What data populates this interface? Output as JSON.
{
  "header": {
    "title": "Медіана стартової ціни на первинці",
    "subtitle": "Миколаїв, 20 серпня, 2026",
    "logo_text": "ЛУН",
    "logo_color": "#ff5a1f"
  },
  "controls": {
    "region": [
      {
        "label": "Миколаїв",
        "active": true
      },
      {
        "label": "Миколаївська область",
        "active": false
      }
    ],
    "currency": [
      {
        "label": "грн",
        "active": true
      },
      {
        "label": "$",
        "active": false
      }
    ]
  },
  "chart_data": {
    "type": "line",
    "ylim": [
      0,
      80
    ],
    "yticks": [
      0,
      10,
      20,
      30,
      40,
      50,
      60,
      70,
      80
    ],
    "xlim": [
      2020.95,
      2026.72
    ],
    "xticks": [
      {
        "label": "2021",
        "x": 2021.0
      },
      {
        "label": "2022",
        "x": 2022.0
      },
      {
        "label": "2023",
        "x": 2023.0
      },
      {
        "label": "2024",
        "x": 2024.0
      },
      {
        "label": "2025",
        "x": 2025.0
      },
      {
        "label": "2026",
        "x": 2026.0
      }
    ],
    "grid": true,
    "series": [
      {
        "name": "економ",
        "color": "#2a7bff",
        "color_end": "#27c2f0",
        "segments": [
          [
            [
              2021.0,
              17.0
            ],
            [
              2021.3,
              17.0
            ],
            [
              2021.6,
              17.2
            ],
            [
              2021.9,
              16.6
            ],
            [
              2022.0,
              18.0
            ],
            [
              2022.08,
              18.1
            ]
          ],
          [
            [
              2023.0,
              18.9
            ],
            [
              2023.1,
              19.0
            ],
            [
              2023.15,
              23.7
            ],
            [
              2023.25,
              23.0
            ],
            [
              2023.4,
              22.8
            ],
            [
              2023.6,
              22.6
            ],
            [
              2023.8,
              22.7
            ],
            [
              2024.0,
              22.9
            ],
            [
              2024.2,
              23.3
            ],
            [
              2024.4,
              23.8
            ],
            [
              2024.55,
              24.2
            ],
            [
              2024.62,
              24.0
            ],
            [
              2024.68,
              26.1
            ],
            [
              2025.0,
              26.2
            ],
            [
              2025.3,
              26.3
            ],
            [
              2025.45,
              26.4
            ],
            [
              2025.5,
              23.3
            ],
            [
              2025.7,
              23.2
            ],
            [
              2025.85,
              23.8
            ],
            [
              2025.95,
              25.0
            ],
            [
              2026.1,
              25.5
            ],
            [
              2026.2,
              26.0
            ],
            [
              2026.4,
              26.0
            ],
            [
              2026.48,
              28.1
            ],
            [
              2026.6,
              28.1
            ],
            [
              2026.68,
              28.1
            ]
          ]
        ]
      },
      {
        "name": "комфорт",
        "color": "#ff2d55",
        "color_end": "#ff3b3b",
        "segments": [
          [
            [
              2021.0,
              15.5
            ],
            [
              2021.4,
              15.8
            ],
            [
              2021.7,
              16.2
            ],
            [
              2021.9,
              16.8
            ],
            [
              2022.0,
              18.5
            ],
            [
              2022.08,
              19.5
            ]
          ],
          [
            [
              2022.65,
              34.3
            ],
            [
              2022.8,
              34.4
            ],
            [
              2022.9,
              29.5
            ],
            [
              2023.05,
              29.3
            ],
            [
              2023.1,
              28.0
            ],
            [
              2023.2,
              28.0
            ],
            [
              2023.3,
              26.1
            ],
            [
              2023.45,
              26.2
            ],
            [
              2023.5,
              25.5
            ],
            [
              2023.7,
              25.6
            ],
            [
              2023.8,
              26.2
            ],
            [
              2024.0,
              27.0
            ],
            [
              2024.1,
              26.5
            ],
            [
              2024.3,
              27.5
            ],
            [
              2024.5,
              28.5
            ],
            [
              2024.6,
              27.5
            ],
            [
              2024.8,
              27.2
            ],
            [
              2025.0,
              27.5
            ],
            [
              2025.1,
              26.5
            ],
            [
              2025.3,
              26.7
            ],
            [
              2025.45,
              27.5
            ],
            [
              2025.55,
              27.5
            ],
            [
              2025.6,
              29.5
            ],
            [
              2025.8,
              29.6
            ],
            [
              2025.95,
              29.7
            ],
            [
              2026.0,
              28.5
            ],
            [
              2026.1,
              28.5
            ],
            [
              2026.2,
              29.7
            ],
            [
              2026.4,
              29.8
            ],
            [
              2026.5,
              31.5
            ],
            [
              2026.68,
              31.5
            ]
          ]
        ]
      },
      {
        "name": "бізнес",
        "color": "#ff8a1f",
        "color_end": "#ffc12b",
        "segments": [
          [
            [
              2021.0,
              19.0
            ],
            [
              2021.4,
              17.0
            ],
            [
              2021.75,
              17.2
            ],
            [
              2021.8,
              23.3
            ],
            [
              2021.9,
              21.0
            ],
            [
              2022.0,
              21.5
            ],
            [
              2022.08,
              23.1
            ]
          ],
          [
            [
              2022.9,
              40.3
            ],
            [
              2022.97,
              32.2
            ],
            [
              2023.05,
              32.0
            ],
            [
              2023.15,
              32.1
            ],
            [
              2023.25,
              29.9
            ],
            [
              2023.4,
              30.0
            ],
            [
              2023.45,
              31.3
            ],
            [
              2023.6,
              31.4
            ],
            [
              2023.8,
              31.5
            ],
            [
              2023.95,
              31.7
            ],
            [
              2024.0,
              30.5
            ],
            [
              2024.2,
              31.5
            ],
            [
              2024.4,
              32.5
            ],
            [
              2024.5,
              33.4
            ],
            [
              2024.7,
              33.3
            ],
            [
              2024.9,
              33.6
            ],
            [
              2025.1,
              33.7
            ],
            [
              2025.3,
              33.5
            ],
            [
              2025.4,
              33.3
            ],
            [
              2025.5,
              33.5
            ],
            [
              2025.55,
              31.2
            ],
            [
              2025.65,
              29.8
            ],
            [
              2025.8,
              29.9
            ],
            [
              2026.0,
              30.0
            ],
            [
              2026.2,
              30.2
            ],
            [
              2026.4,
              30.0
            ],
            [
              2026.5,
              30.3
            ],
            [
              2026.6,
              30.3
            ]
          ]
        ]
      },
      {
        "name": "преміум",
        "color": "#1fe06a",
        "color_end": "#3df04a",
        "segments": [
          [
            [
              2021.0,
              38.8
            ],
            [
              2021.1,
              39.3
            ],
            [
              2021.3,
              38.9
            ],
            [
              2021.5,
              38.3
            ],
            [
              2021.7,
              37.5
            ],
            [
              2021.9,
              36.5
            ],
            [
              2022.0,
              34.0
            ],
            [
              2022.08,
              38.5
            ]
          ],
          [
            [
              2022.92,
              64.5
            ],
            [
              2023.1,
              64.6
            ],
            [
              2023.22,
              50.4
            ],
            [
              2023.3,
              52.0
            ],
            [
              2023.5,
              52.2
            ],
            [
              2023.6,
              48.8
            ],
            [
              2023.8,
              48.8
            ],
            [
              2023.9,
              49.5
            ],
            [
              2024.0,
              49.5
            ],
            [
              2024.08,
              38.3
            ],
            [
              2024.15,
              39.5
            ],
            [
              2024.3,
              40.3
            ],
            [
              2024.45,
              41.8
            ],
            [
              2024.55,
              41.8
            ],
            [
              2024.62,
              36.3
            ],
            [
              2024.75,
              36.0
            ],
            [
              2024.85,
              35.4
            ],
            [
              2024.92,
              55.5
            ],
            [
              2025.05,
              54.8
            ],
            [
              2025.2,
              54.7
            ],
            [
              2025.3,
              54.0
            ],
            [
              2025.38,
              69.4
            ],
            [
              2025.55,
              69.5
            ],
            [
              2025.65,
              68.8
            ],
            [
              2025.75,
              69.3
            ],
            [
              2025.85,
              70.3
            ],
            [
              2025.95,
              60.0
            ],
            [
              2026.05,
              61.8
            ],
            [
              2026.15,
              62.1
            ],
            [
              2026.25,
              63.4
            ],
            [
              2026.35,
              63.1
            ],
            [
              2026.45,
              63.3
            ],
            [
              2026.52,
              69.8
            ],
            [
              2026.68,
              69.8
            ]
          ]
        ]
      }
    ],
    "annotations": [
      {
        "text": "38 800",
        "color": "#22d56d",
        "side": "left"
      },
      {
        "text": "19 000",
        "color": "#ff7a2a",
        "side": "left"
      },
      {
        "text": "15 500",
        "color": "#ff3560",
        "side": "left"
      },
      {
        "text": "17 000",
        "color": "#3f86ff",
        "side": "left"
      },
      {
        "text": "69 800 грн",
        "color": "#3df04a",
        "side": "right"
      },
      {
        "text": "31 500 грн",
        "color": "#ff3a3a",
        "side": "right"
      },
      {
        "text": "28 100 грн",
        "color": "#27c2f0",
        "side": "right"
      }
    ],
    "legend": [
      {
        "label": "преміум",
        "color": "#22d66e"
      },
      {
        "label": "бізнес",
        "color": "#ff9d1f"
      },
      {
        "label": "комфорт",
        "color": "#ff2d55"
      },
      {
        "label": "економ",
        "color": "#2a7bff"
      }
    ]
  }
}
....................
# [Directions for this task]
Copy all lines from the material that include "name".

# [Solution to this problem]
        "name": "економ",
        "name": "комфорт",
        "name": "бізнес",
        "name": "преміум",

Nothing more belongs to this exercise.